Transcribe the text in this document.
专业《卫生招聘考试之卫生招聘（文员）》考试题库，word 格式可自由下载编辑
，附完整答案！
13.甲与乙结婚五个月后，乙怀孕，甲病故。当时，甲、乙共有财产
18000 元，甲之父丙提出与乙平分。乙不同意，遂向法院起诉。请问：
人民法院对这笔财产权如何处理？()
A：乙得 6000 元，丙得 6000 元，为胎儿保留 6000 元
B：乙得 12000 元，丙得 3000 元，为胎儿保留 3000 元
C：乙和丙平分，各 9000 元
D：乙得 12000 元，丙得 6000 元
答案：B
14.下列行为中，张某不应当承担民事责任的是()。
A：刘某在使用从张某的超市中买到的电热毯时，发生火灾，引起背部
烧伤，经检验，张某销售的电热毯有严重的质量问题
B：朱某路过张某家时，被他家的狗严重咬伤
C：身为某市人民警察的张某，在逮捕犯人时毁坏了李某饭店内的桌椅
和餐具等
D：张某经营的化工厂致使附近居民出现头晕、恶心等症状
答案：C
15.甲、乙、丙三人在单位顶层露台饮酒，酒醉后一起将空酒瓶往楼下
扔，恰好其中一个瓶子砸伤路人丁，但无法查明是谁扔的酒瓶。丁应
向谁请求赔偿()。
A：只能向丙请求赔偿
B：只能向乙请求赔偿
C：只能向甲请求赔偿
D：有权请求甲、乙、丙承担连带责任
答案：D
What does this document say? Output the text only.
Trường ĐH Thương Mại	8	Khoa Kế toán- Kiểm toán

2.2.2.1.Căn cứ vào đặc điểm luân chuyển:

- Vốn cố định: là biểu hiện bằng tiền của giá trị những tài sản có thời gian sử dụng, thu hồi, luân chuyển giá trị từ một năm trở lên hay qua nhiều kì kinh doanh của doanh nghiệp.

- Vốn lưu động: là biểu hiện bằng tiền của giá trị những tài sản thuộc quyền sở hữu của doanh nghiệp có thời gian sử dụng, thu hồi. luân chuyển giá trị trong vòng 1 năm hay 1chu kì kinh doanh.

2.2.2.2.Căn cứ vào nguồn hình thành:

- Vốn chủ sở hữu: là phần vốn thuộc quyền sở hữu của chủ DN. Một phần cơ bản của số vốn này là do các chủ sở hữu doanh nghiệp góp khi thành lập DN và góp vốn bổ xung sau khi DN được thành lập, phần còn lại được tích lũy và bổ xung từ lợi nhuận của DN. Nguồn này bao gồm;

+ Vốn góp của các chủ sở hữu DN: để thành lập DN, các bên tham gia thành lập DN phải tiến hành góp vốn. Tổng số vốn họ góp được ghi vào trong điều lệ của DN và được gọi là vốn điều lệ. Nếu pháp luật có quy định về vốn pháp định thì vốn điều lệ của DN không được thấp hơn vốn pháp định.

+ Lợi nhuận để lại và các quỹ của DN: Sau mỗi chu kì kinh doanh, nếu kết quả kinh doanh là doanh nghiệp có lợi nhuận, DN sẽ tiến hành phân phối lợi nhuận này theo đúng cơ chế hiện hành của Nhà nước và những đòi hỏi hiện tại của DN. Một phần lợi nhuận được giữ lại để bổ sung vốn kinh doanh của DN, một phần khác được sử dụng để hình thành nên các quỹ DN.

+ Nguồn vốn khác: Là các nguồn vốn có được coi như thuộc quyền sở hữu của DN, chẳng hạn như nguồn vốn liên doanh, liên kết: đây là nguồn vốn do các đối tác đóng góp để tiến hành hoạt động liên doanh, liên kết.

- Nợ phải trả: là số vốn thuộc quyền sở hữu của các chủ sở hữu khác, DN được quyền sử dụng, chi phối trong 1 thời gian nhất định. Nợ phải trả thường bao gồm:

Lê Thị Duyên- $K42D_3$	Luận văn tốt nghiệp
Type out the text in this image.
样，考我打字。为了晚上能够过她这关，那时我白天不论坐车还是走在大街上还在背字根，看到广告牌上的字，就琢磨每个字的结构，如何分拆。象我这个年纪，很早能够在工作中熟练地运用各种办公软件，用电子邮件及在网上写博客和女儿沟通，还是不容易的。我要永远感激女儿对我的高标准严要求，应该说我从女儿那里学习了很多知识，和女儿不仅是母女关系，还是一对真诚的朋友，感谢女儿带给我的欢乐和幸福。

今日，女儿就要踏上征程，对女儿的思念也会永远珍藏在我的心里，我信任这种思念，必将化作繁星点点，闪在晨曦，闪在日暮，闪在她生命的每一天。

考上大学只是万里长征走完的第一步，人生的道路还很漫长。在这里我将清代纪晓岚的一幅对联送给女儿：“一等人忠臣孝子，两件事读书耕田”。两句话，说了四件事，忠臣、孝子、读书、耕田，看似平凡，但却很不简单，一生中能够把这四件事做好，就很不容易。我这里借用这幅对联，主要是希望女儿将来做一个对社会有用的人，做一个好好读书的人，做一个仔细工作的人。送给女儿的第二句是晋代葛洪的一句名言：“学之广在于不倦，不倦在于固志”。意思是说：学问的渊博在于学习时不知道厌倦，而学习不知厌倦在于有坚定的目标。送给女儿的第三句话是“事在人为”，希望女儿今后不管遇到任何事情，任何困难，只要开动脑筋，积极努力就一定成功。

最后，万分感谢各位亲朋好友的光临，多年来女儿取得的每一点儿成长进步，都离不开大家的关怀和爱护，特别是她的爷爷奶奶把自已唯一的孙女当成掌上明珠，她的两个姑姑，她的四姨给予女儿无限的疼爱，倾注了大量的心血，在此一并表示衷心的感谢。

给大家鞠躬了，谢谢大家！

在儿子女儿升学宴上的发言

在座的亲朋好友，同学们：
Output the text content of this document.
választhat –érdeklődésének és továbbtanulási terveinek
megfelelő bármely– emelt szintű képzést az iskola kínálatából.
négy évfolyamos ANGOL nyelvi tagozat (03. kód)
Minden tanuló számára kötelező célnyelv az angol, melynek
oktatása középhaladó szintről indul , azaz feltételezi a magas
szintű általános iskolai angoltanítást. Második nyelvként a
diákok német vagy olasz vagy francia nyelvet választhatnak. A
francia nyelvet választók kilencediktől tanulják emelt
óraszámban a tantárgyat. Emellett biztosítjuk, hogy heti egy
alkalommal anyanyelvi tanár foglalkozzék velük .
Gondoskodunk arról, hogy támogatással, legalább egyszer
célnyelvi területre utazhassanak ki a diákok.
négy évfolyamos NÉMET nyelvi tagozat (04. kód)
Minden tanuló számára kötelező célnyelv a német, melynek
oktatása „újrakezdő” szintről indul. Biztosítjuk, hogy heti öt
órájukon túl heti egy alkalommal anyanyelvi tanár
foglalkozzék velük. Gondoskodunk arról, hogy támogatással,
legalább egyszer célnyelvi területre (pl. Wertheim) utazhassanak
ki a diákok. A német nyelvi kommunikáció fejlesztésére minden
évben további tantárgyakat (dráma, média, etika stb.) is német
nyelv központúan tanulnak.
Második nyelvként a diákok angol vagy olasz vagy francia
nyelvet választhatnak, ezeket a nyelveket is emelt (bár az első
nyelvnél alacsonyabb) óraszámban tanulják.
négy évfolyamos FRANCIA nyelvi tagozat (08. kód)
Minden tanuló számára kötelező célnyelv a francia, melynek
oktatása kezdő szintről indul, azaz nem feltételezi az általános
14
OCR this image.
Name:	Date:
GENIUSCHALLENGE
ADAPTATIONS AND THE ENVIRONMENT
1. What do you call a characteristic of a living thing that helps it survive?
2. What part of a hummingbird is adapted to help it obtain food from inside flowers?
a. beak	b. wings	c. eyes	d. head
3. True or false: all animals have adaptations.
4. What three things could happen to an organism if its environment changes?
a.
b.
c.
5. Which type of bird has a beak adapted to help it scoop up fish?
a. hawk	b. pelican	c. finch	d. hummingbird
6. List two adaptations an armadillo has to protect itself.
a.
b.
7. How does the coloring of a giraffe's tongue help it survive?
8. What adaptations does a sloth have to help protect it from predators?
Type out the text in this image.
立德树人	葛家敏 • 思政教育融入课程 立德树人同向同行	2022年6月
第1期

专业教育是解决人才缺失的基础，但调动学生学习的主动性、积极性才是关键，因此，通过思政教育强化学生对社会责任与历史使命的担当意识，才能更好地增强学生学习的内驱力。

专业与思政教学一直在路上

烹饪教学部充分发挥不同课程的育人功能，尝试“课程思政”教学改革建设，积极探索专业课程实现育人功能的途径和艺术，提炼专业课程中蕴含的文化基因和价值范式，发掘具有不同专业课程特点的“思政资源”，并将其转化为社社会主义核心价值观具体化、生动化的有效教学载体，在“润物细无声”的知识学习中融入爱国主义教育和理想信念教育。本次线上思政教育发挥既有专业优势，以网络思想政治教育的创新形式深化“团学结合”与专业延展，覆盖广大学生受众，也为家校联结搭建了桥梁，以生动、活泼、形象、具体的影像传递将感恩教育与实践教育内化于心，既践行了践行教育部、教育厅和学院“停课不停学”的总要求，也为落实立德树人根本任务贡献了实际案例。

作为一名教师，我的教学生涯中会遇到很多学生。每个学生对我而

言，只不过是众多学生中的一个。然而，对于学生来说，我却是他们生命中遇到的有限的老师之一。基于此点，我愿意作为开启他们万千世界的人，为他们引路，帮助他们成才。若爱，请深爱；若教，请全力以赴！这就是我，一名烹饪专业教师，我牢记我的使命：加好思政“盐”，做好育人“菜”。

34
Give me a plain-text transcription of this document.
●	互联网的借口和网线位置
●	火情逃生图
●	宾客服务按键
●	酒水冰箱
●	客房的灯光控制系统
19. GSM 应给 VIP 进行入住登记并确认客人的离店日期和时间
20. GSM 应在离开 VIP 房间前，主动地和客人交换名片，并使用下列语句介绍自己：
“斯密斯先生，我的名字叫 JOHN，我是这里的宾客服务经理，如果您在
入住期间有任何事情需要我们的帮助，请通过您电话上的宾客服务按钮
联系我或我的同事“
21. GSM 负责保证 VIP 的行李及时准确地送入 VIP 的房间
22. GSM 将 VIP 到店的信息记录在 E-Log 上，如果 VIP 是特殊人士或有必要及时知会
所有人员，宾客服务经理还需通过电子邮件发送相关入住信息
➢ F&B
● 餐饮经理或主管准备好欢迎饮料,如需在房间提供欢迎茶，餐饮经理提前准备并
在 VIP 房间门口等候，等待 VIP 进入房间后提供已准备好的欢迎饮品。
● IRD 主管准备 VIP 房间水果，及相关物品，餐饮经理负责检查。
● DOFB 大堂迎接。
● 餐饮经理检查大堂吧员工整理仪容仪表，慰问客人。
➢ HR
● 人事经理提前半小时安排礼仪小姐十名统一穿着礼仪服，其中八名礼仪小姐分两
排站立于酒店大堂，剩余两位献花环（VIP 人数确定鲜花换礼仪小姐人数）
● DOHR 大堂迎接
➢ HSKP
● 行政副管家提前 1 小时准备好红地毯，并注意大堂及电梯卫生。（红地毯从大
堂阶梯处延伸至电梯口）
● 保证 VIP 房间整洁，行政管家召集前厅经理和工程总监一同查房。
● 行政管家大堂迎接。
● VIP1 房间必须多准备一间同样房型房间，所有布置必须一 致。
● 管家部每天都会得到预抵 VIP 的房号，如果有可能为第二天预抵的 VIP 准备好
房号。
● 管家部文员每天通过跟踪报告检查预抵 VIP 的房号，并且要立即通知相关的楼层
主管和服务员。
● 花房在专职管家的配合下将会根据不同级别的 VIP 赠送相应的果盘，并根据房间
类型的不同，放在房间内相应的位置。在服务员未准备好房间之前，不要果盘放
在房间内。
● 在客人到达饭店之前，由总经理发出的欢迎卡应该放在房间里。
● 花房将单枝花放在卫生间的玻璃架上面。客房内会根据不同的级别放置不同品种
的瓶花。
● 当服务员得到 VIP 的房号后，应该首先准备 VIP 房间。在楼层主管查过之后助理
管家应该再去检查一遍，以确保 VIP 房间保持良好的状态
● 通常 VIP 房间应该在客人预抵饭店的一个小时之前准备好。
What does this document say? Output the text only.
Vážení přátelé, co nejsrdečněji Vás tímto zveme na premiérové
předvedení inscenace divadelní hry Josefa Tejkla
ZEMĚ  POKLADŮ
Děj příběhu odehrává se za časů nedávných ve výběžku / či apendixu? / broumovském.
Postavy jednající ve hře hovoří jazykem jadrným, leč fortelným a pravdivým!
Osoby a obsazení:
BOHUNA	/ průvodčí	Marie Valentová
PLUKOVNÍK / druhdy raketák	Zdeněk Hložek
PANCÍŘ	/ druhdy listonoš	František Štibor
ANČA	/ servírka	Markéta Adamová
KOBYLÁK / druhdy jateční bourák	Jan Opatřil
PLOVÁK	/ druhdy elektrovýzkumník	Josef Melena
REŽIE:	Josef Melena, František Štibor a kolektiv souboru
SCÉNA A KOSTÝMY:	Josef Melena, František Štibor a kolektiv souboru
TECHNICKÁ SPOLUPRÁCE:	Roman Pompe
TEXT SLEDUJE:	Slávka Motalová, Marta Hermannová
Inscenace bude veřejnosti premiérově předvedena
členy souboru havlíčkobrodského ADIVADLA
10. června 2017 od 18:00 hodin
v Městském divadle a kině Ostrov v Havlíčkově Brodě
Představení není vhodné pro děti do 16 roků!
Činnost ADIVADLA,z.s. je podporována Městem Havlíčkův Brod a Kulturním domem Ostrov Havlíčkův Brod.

[PROMPT]:
Filter out every line that lacks the word "tiến", and copy the rest.

[EXERCISE OUTPUT]:
+ Vốn góp của các chủ sở hữu DN: để thành lập DN, các bên tham gia thành lập DN phải tiến hành góp vốn. Tổng số vốn họ góp được ghi vào trong điều lệ của DN và được gọi là vốn điều lệ. Nếu pháp luật có quy định về vốn pháp định thì vốn điều lệ của DN không được thấp hơn vốn pháp định.
+ Lợi nhuận để lại và các quỹ của DN: Sau mỗi chu kì kinh doanh, nếu kết quả kinh doanh là doanh nghiệp có lợi nhuận, DN sẽ tiến hành phân phối lợi nhuận này theo đúng cơ chế hiện hành của Nhà nước và những đòi hỏi hiện tại của DN. Một phần lợi nhuận được giữ lại để bổ sung vốn kinh doanh của DN, một phần khác được sử dụng để hình thành nên các quỹ DN.
+ Nguồn vốn khác: Là các nguồn vốn có được coi như thuộc quyền sở hữu của DN, chẳng hạn như nguồn vốn liên doanh, liên kết: đây là nguồn vốn do các đối tác đóng góp để tiến hành hoạt động liên doanh, liên kết.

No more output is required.